## What you are asked to do
Give the entries back exactly, dropping each image.

## Input
:::
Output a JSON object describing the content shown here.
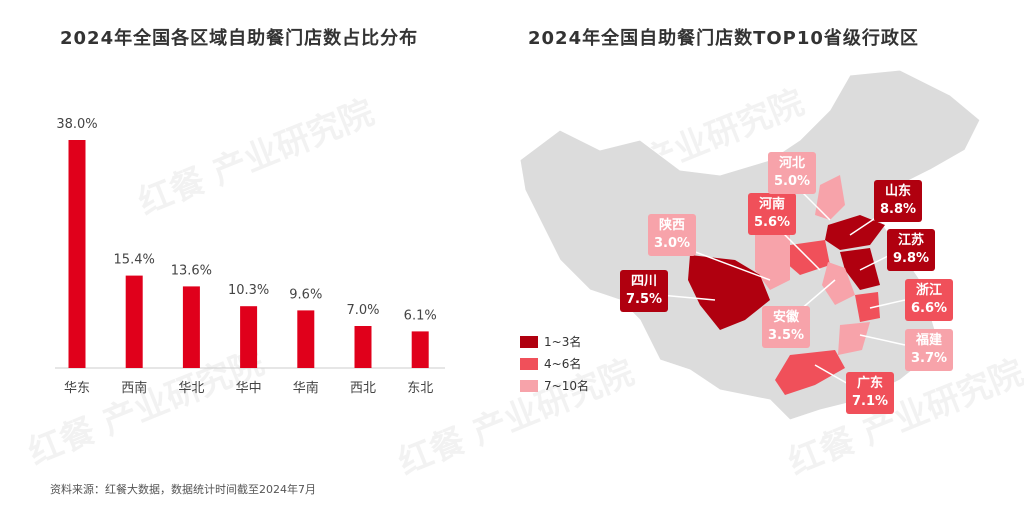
{
  "left_title": "2024年全国各区域自助餐门店数占比分布",
  "right_title": "2024年全国自助餐门店数TOP10省级行政区",
  "source": "资料来源：红餐大数据，数据统计时间截至2024年7月",
  "watermark": "红餐 产业研究院",
  "colors": {
    "bar": "#e0001b",
    "rank1_3": "#b0000f",
    "rank4_6": "#f0505a",
    "rank7_10": "#f7a3aa",
    "map_base": "#dcdcdc"
  },
  "chart_data": [
    {
      "type": "bar",
      "title": "2024年全国各区域自助餐门店数占比分布",
      "categories": [
        "华东",
        "西南",
        "华北",
        "华中",
        "华南",
        "西北",
        "东北"
      ],
      "values": [
        38.0,
        15.4,
        13.6,
        10.3,
        9.6,
        7.0,
        6.1
      ],
      "labels": [
        "38.0%",
        "15.4%",
        "13.6%",
        "10.3%",
        "9.6%",
        "7.0%",
        "6.1%"
      ],
      "ylim": [
        0,
        40
      ],
      "grid": false
    },
    {
      "type": "map",
      "title": "2024年全国自助餐门店数TOP10省级行政区",
      "legend": [
        {
          "label": "1~3名",
          "color": "#b0000f"
        },
        {
          "label": "4~6名",
          "color": "#f0505a"
        },
        {
          "label": "7~10名",
          "color": "#f7a3aa"
        }
      ],
      "provinces": [
        {
          "name": "江苏",
          "value": "9.8%",
          "tier": "dark"
        },
        {
          "name": "山东",
          "value": "8.8%",
          "tier": "dark"
        },
        {
          "name": "四川",
          "value": "7.5%",
          "tier": "dark"
        },
        {
          "name": "广东",
          "value": "7.1%",
          "tier": "mid"
        },
        {
          "name": "浙江",
          "value": "6.6%",
          "tier": "mid"
        },
        {
          "name": "河南",
          "value": "5.6%",
          "tier": "mid"
        },
        {
          "name": "河北",
          "value": "5.0%",
          "tier": "light"
        },
        {
          "name": "福建",
          "value": "3.7%",
          "tier": "light"
        },
        {
          "name": "安徽",
          "value": "3.5%",
          "tier": "light"
        },
        {
          "name": "陕西",
          "value": "3.0%",
          "tier": "light"
        }
      ]
    }
  ]
}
:::
## Exercise output
Output a JSON object describing the content shown here.
{
  "left_title": "2024年全国各区域自助餐门店数占比分布",
  "right_title": "2024年全国自助餐门店数TOP10省级行政区",
  "source": "资料来源：红餐大数据，数据统计时间截至2024年7月",
  "watermark": "红餐 产业研究院",
  "colors": {
    "bar": "#e0001b",
    "rank1_3": "#b0000f",
    "rank4_6": "#f0505a",
    "rank7_10": "#f7a3aa",
    "map_base": "#dcdcdc"
  },
  "chart_data": [
    {
      "type": "bar",
      "title": "2024年全国各区域自助餐门店数占比分布",
      "categories": [
        "华东",
        "西南",
        "华北",
        "华中",
        "华南",
        "西北",
        "东北"
      ],
      "values": [
        38.0,
        15.4,
        13.6,
        10.3,
        9.6,
        7.0,
        6.1
      ],
      "labels": [
        "38.0%",
        "15.4%",
        "13.6%",
        "10.3%",
        "9.6%",
        "7.0%",
        "6.1%"
      ],
      "ylim": [
        0,
        40
      ],
      "grid": false
    },
    {
      "type": "map",
      "title": "2024年全国自助餐门店数TOP10省级行政区",
      "legend": [
        {
          "label": "1~3名",
          "color": "#b0000f"
        },
        {
          "label": "4~6名",
          "color": "#f0505a"
        },
        {
          "label": "7~10名",
          "color": "#f7a3aa"
        }
      ],
      "provinces": [
        {
          "name": "江苏",
          "value": "9.8%",
          "tier": "dark"
        },
        {
          "name": "山东",
          "value": "8.8%",
          "tier": "dark"
        },
        {
          "name": "四川",
          "value": "7.5%",
          "tier": "dark"
        },
        {
          "name": "广东",
          "value": "7.1%",
          "tier": "mid"
        },
        {
          "name": "浙江",
          "value": "6.6%",
          "tier": "mid"
        },
        {
          "name": "河南",
          "value": "5.6%",
          "tier": "mid"
        },
        {
          "name": "河北",
          "value": "5.0%",
          "tier": "light"
        },
        {
          "name": "福建",
          "value": "3.7%",
          "tier": "light"
        },
        {
          "name": "安徽",
          "value": "3.5%",
          "tier": "light"
        },
        {
          "name": "陕西",
          "value": "3.0%",
          "tier": "light"
        }
      ]
    }
  ]
}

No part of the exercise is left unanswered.